Your objective ▸ Copy out exactly the lines running from the one with "Output a JSON" through the final line, both ends included, and nothing else. Pictures stay out of the copy.

Supplied records ▸
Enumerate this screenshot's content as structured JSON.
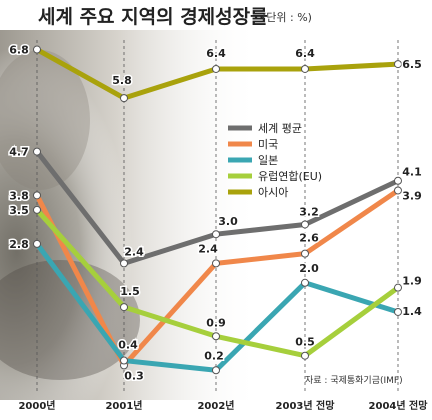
{
  "chart_data": {
    "type": "line",
    "title": "세계 주요 지역의 경제성장률",
    "unit": "(단위 : %)",
    "source": "자료 : 국제통화기금(IMF)",
    "categories": [
      "2000년",
      "2001년",
      "2002년",
      "2003년 전망",
      "2004년 전망"
    ],
    "ylim": [
      0,
      7
    ],
    "grid": false,
    "legend_position": "center-right",
    "series": [
      {
        "name": "세계 평균",
        "color": "#6e6e6e",
        "values": [
          4.7,
          2.4,
          3.0,
          3.2,
          4.1
        ],
        "labels": [
          "4.7",
          "2.4",
          "3.0",
          "3.2",
          "4.1"
        ]
      },
      {
        "name": "미국",
        "color": "#f0874a",
        "values": [
          3.8,
          0.3,
          2.4,
          2.6,
          3.9
        ],
        "labels": [
          "3.8",
          "0.3",
          "2.4",
          "2.6",
          "3.9"
        ]
      },
      {
        "name": "일본",
        "color": "#3aa6b2",
        "values": [
          2.8,
          0.4,
          0.2,
          2.0,
          1.4
        ],
        "labels": [
          "2.8",
          "0.4",
          "0.2",
          "2.0",
          "1.4"
        ]
      },
      {
        "name": "유럽연합(EU)",
        "color": "#a6cf3c",
        "values": [
          3.5,
          1.5,
          0.9,
          0.5,
          1.9
        ],
        "labels": [
          "3.5",
          "1.5",
          "0.9",
          "0.5",
          "1.9"
        ]
      },
      {
        "name": "아시아",
        "color": "#a9a20c",
        "values": [
          6.8,
          5.8,
          6.4,
          6.4,
          6.5
        ],
        "labels": [
          "6.8",
          "5.8",
          "6.4",
          "6.4",
          "6.5"
        ]
      }
    ]
  }
}
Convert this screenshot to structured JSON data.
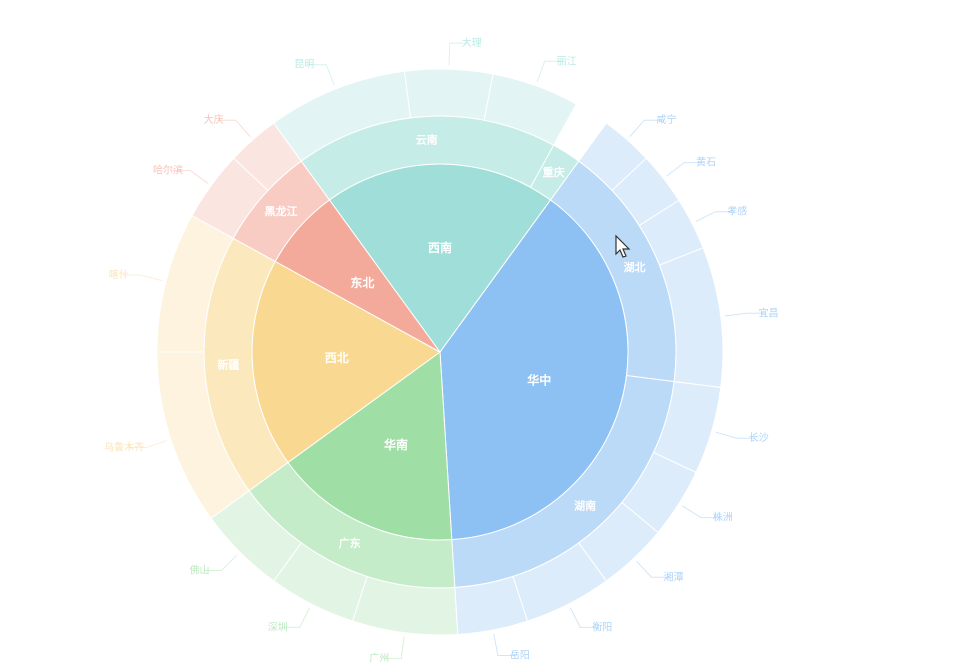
{
  "chart_data": {
    "type": "sunburst",
    "data": [
      {
        "name": "华中",
        "value": 39,
        "color": "#8dc1f3",
        "children": [
          {
            "name": "湖北",
            "value": 17,
            "children": [
              {
                "name": "咸宁",
                "value": 3
              },
              {
                "name": "黄石",
                "value": 3
              },
              {
                "name": "孝感",
                "value": 3
              },
              {
                "name": "宜昌",
                "value": 8
              }
            ]
          },
          {
            "name": "湖南",
            "value": 22,
            "children": [
              {
                "name": "长沙",
                "value": 5
              },
              {
                "name": "株洲",
                "value": 4
              },
              {
                "name": "湘潭",
                "value": 4
              },
              {
                "name": "衡阳",
                "value": 5
              },
              {
                "name": "岳阳",
                "value": 4
              }
            ]
          }
        ]
      },
      {
        "name": "华南",
        "value": 16,
        "color": "#9fdfa5",
        "children": [
          {
            "name": "广东",
            "value": 16,
            "children": [
              {
                "name": "广州",
                "value": 6
              },
              {
                "name": "深圳",
                "value": 5
              },
              {
                "name": "佛山",
                "value": 5
              }
            ]
          }
        ]
      },
      {
        "name": "西北",
        "value": 18,
        "color": "#f9d891",
        "children": [
          {
            "name": "新疆",
            "value": 18,
            "children": [
              {
                "name": "乌鲁木齐",
                "value": 10
              },
              {
                "name": "喀什",
                "value": 8
              }
            ]
          }
        ]
      },
      {
        "name": "东北",
        "value": 7,
        "color": "#f3aa9b",
        "children": [
          {
            "name": "黑龙江",
            "value": 7,
            "children": [
              {
                "name": "哈尔滨",
                "value": 4
              },
              {
                "name": "大庆",
                "value": 3
              }
            ]
          }
        ]
      },
      {
        "name": "西南",
        "value": 20,
        "color": "#a0dfd9",
        "children": [
          {
            "name": "云南",
            "value": 18,
            "children": [
              {
                "name": "昆明",
                "value": 8
              },
              {
                "name": "大理",
                "value": 5
              },
              {
                "name": "丽江",
                "value": 5
              }
            ]
          },
          {
            "name": "重庆",
            "value": 2
          }
        ]
      }
    ]
  }
}
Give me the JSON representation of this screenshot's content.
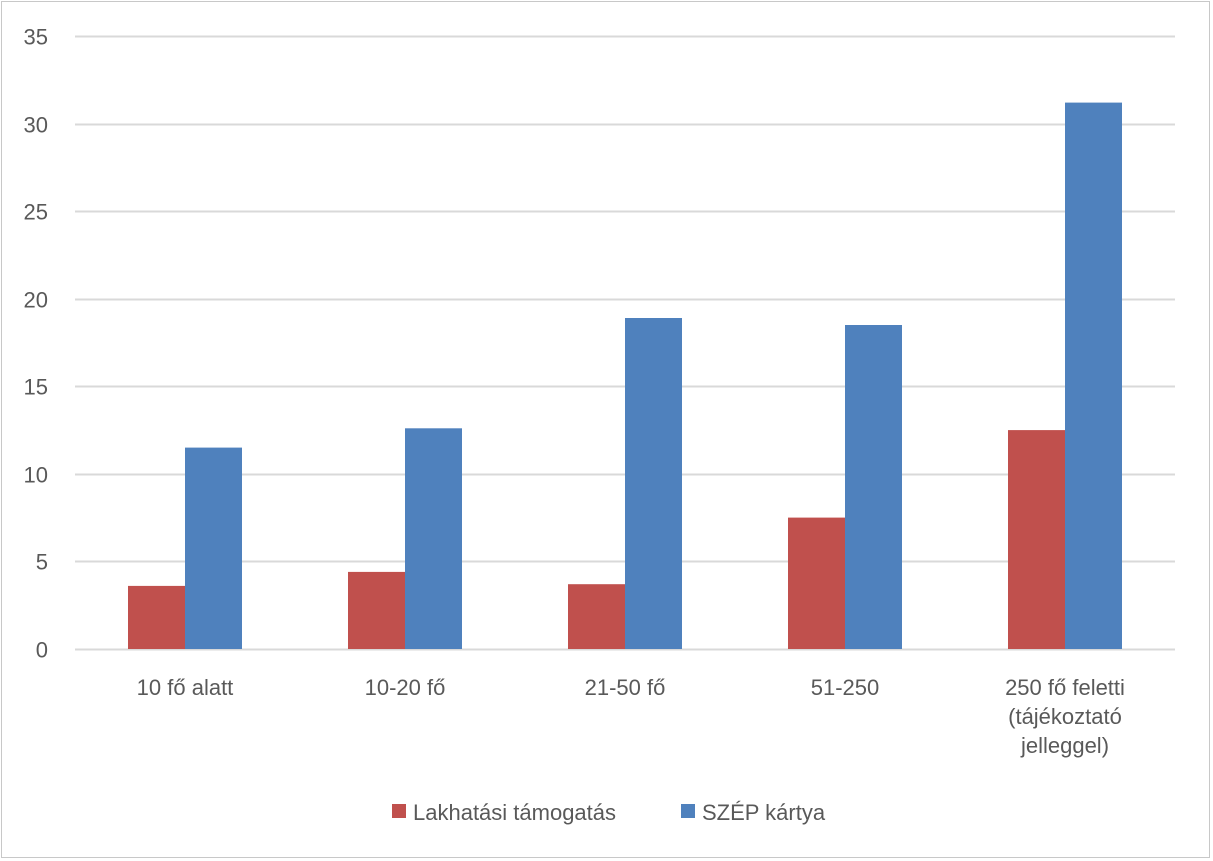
{
  "chart_data": {
    "type": "bar",
    "categories": [
      [
        "10 fő alatt"
      ],
      [
        "10-20 fő"
      ],
      [
        "21-50 fő"
      ],
      [
        "51-250"
      ],
      [
        "250 fő feletti",
        "(tájékoztató",
        "jelleggel)"
      ]
    ],
    "series": [
      {
        "name": "Lakhatási támogatás",
        "color": "#C0504D",
        "values": [
          3.6,
          4.4,
          3.7,
          7.5,
          12.5
        ]
      },
      {
        "name": "SZÉP kártya",
        "color": "#4F81BD",
        "values": [
          11.5,
          12.6,
          18.9,
          18.5,
          31.2
        ]
      }
    ],
    "ylim": [
      0,
      35
    ],
    "yticks": [
      0,
      5,
      10,
      15,
      20,
      25,
      30,
      35
    ],
    "grid": true,
    "legend_position": "bottom",
    "title": "",
    "xlabel": "",
    "ylabel": ""
  }
}
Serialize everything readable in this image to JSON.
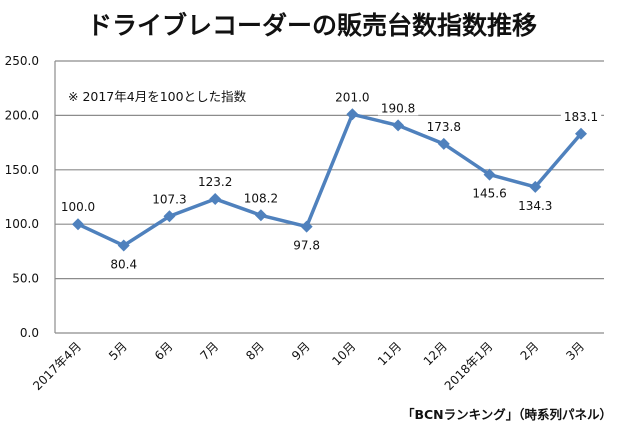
{
  "chart_data": {
    "type": "line",
    "title": "ドライブレコーダーの販売台数指数推移",
    "note": "※ 2017年4月を100とした指数",
    "source": "「BCNランキング」（時系列パネル）",
    "xlabel": "",
    "ylabel": "",
    "ylim": [
      0,
      250
    ],
    "yticks": [
      "0.0",
      "50.0",
      "100.0",
      "150.0",
      "200.0",
      "250.0"
    ],
    "ytick_values": [
      0,
      50,
      100,
      150,
      200,
      250
    ],
    "grid": true,
    "categories": [
      "2017年4月",
      "5月",
      "6月",
      "7月",
      "8月",
      "9月",
      "10月",
      "11月",
      "12月",
      "2018年1月",
      "2月",
      "3月"
    ],
    "series": [
      {
        "name": "販売台数指数",
        "values": [
          100.0,
          80.4,
          107.3,
          123.2,
          108.2,
          97.8,
          201.0,
          190.8,
          173.8,
          145.6,
          134.3,
          183.1
        ],
        "labels": [
          "100.0",
          "80.4",
          "107.3",
          "123.2",
          "108.2",
          "97.8",
          "201.0",
          "190.8",
          "173.8",
          "145.6",
          "134.3",
          "183.1"
        ],
        "label_positions": [
          "above",
          "below",
          "above",
          "above",
          "above",
          "below",
          "above",
          "above",
          "above",
          "below",
          "below",
          "above"
        ],
        "color": "#4F81BD"
      }
    ],
    "colors": {
      "grid": "#8c8c8c",
      "axis": "#8c8c8c",
      "text": "#111111"
    }
  }
}
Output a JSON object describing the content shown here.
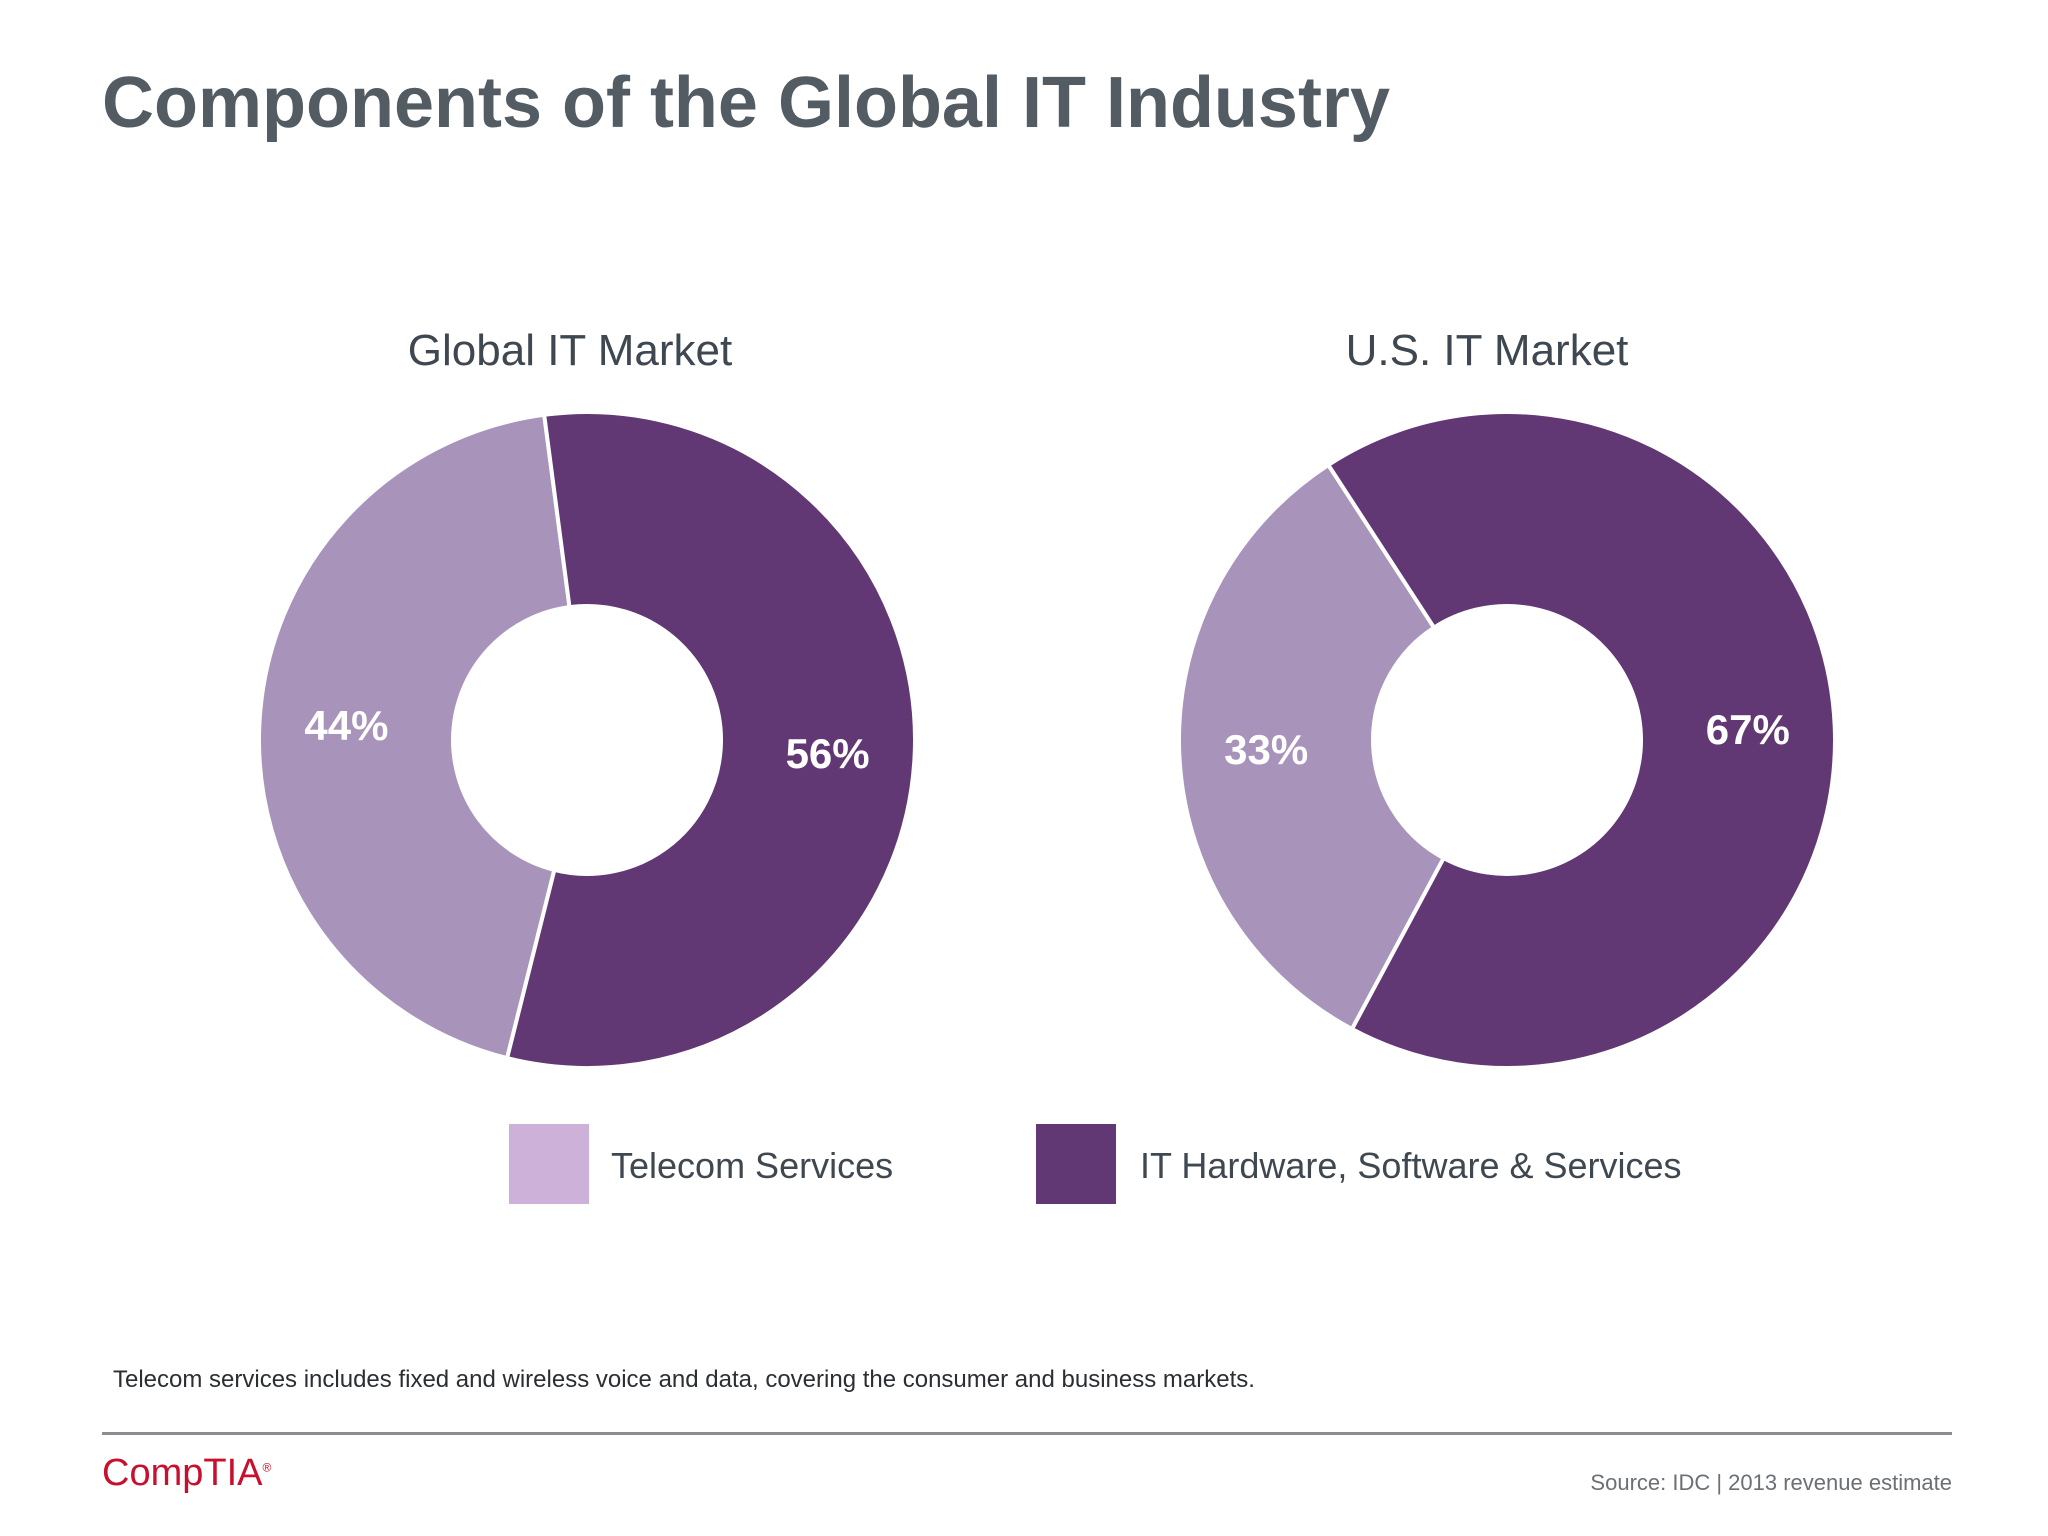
{
  "title": "Components of the Global IT Industry",
  "colors": {
    "telecom": "#a893bb",
    "it": "#623874",
    "legend_telecom": "#cdb1d9",
    "legend_it": "#623874"
  },
  "chart_data": [
    {
      "type": "pie",
      "title": "Global IT Market",
      "slices": [
        {
          "name": "Telecom Services",
          "value": 44,
          "label": "44%"
        },
        {
          "name": "IT Hardware, Software & Services",
          "value": 56,
          "label": "56%"
        }
      ]
    },
    {
      "type": "pie",
      "title": "U.S. IT Market",
      "slices": [
        {
          "name": "Telecom Services",
          "value": 33,
          "label": "33%"
        },
        {
          "name": "IT Hardware, Software & Services",
          "value": 67,
          "label": "67%"
        }
      ]
    }
  ],
  "legend": [
    {
      "label": "Telecom Services"
    },
    {
      "label": "IT Hardware, Software & Services"
    }
  ],
  "footnote": "Telecom services includes fixed and wireless voice and data, covering the consumer and business markets.",
  "logo_text": "CompTIA",
  "source": "Source: IDC | 2013 revenue estimate"
}
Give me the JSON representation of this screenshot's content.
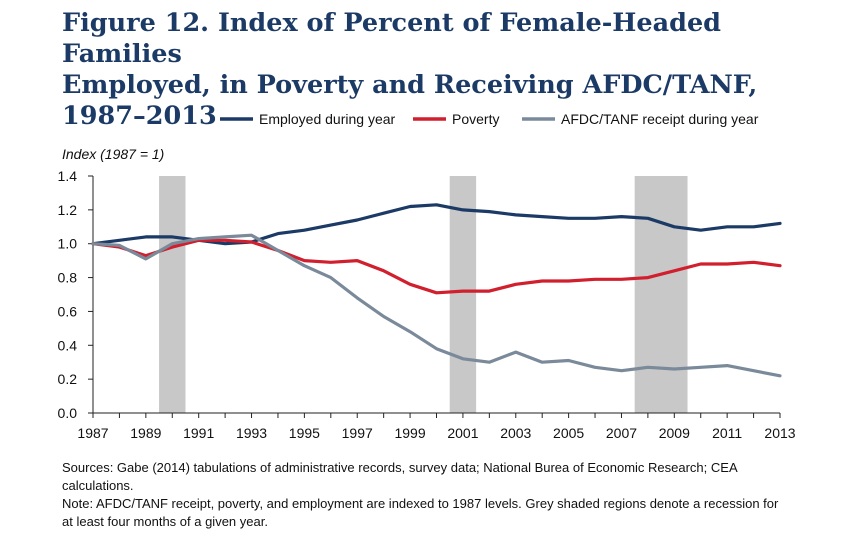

Answer in full ▸
Output a JSON object describing the content shown here.
{
  "title": "Components of the Global IT Industry",
  "colors": {
    "telecom": "#a893bb",
    "it": "#623874",
    "legend_telecom": "#cdb1d9",
    "legend_it": "#623874"
  },
  "chart_data": [
    {
      "type": "pie",
      "title": "Global IT Market",
      "slices": [
        {
          "name": "Telecom Services",
          "value": 44,
          "label": "44%"
        },
        {
          "name": "IT Hardware, Software & Services",
          "value": 56,
          "label": "56%"
        }
      ]
    },
    {
      "type": "pie",
      "title": "U.S. IT Market",
      "slices": [
        {
          "name": "Telecom Services",
          "value": 33,
          "label": "33%"
        },
        {
          "name": "IT Hardware, Software & Services",
          "value": 67,
          "label": "67%"
        }
      ]
    }
  ],
  "legend": [
    {
      "label": "Telecom Services"
    },
    {
      "label": "IT Hardware, Software & Services"
    }
  ],
  "footnote": "Telecom services includes fixed and wireless voice and data, covering the consumer and business markets.",
  "logo_text": "CompTIA",
  "source": "Source: IDC | 2013 revenue estimate"
}
Give me the JSON representation of this screenshot's content.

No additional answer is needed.